▶ **EXERCISE GOAL**
Where does the string "LITE" appear? Copy every line of the entries below that holds it.

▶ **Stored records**

>>>

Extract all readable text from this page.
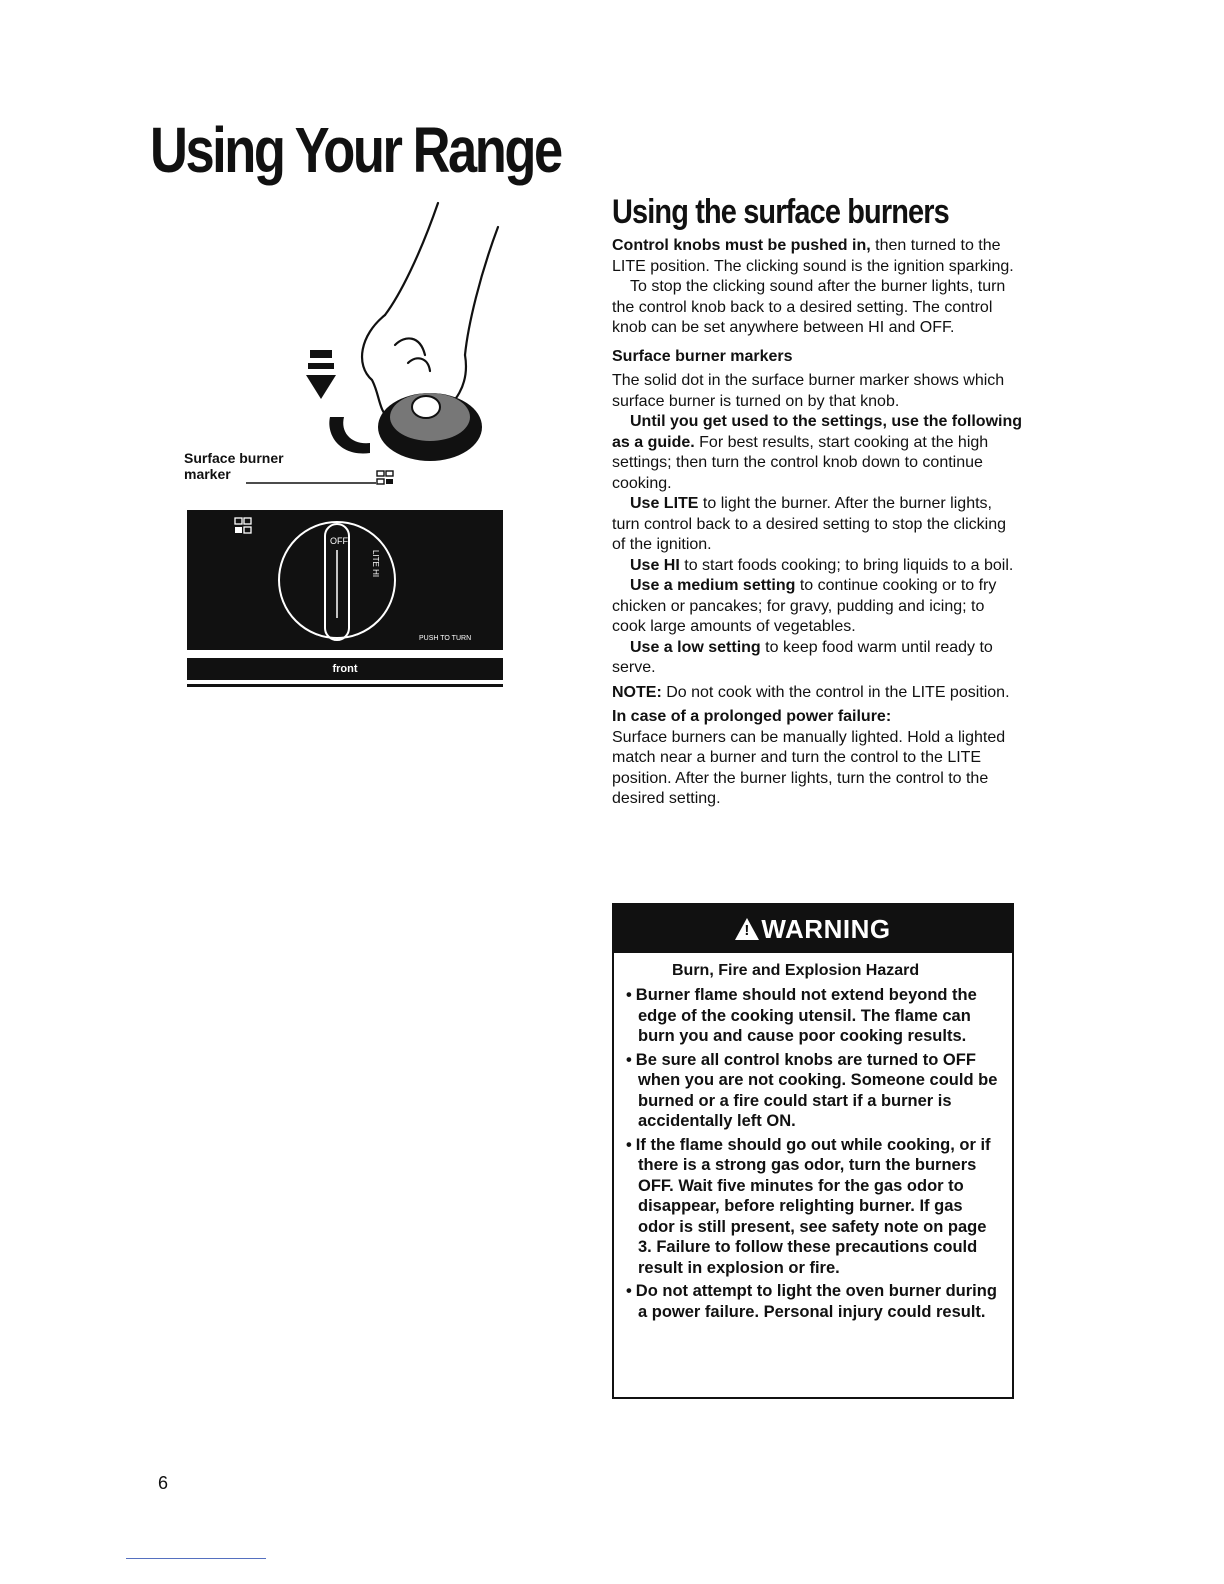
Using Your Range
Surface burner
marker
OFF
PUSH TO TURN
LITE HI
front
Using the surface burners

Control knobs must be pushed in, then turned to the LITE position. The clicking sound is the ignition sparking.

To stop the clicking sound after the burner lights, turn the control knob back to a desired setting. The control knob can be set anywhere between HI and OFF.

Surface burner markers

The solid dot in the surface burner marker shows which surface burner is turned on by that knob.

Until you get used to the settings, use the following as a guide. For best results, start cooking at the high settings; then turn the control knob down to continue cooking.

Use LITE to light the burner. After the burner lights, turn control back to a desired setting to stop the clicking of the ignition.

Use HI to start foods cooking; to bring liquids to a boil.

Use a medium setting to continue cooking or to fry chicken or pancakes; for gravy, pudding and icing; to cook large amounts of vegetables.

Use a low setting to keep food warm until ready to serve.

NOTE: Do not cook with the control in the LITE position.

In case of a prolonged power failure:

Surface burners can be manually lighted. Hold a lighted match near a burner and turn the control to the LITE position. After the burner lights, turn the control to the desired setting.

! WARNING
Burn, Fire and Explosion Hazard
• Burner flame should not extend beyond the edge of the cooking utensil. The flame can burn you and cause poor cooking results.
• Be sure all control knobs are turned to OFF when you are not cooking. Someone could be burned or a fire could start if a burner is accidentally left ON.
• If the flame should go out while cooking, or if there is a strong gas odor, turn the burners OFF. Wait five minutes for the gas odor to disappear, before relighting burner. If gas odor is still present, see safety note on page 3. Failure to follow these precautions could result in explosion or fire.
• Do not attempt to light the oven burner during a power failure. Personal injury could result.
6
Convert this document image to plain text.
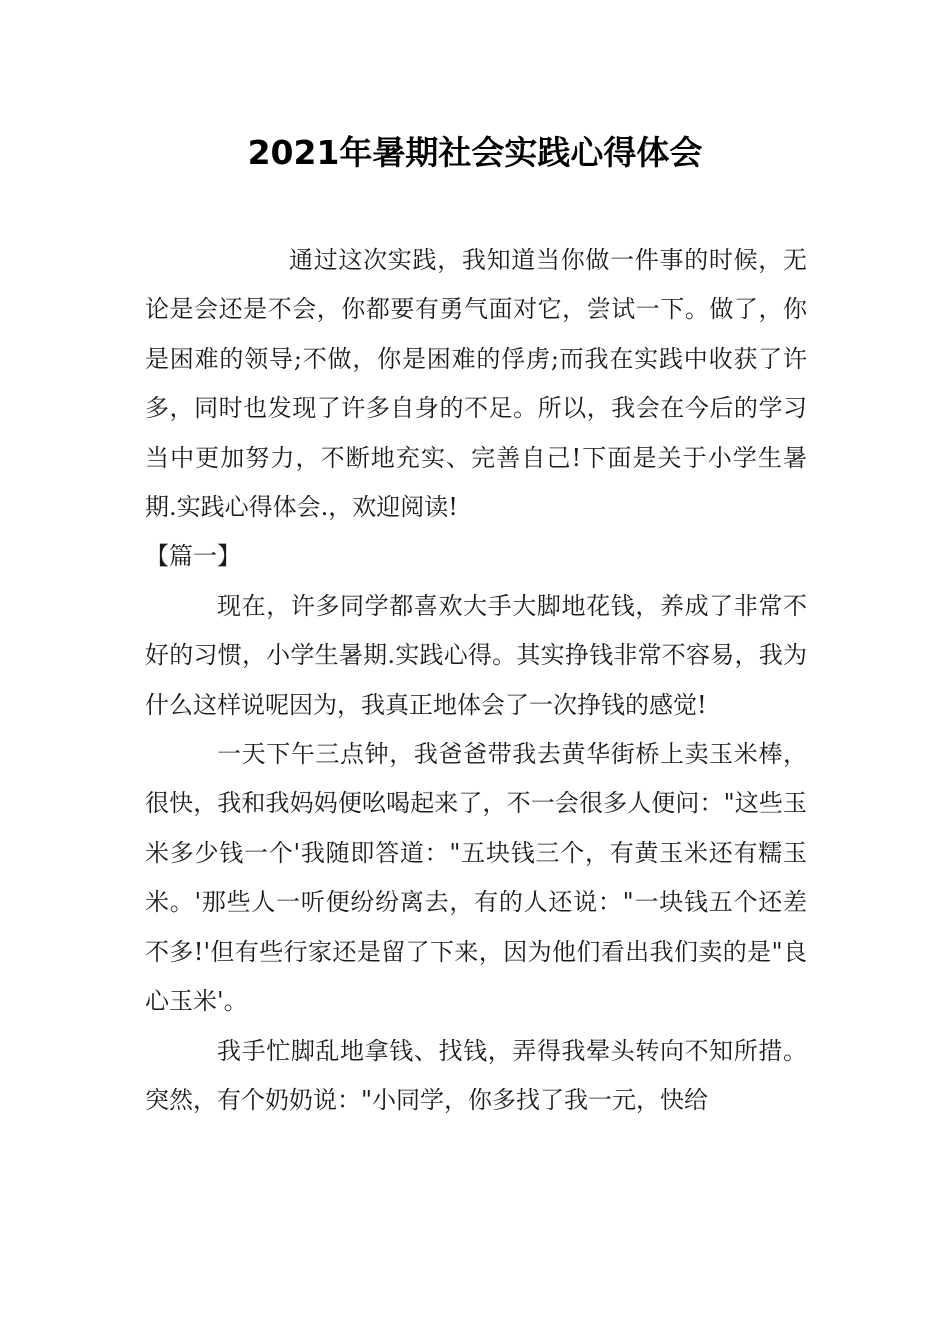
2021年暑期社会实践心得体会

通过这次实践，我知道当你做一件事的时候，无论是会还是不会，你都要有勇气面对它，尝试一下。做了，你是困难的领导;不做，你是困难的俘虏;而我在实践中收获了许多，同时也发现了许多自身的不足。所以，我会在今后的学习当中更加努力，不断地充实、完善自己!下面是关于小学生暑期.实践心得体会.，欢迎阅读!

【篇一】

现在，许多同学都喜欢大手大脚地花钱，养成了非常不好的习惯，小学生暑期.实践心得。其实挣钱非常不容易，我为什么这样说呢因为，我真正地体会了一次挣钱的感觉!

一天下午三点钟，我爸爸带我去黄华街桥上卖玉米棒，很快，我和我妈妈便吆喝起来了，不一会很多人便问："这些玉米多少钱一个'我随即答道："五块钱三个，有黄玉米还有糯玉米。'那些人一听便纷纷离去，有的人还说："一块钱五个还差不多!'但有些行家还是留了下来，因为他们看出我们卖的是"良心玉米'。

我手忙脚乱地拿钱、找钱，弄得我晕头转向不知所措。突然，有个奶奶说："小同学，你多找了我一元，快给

<<<
>>>

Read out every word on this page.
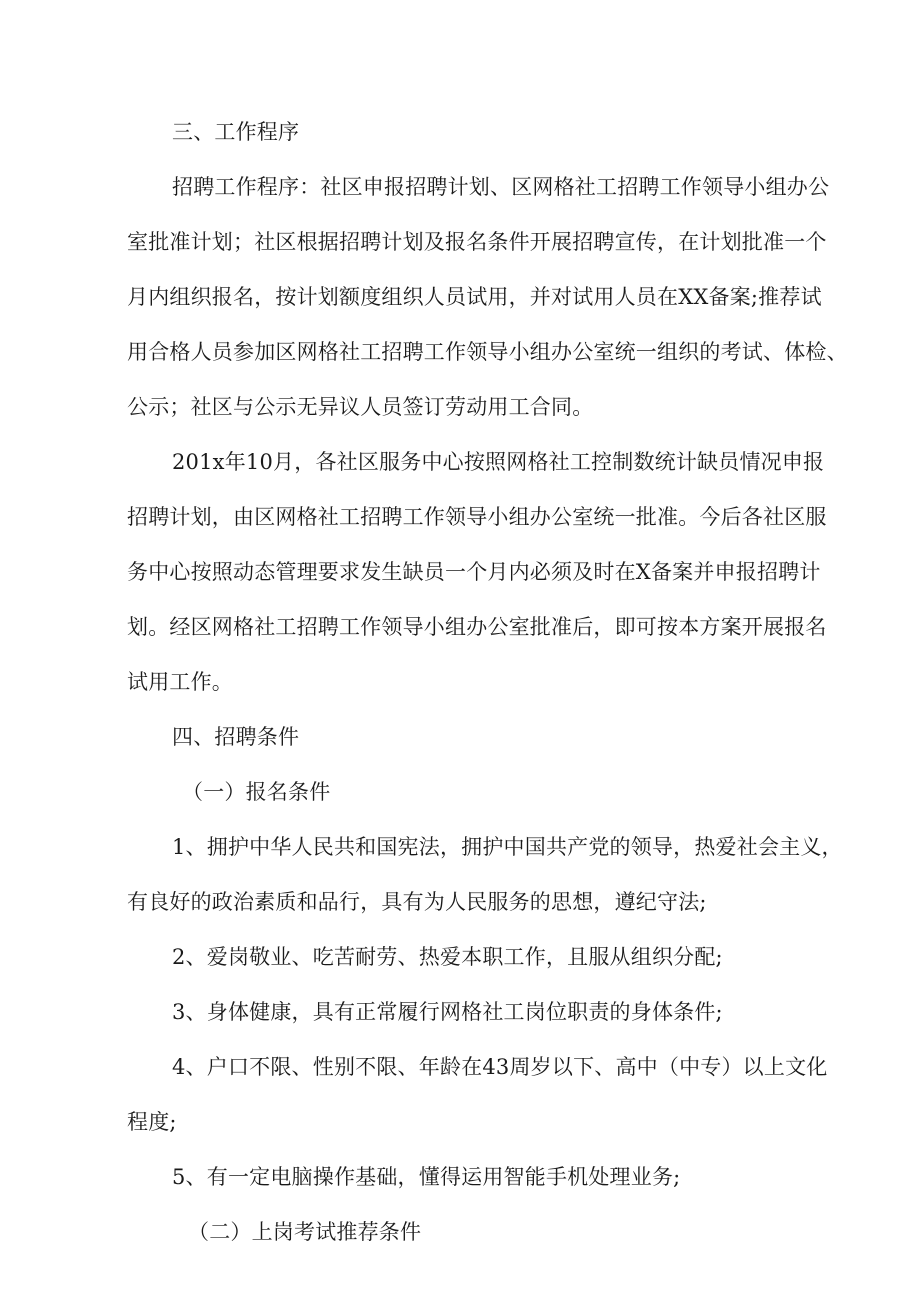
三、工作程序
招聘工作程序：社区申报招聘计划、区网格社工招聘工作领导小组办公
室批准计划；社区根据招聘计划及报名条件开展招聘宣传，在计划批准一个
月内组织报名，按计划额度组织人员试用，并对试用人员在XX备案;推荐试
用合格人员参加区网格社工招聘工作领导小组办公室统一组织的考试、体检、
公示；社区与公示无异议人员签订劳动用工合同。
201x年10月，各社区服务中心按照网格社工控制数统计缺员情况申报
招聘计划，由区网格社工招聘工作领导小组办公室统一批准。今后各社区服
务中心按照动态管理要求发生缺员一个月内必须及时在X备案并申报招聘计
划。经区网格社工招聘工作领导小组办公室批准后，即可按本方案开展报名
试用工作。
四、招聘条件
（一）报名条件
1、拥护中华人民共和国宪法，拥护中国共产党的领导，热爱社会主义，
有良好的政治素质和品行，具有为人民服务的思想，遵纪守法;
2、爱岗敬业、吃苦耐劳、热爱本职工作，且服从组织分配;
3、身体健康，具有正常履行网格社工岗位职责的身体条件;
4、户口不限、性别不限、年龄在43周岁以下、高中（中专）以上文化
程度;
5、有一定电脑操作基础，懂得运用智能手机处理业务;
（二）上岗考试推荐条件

<<<

▶ **RESULT OF THE TASK**
LITE HI
Control knobs must be pushed in, then turned to the LITE position. The clicking sound is the ignition sparking.
Use LITE to light the burner. After the burner lights, turn control back to a desired setting to stop the clicking of the ignition.
NOTE: Do not cook with the control in the LITE position.
Surface burners can be manually lighted. Hold a lighted match near a burner and turn the control to the LITE position. After the burner lights, turn the control to the desired setting.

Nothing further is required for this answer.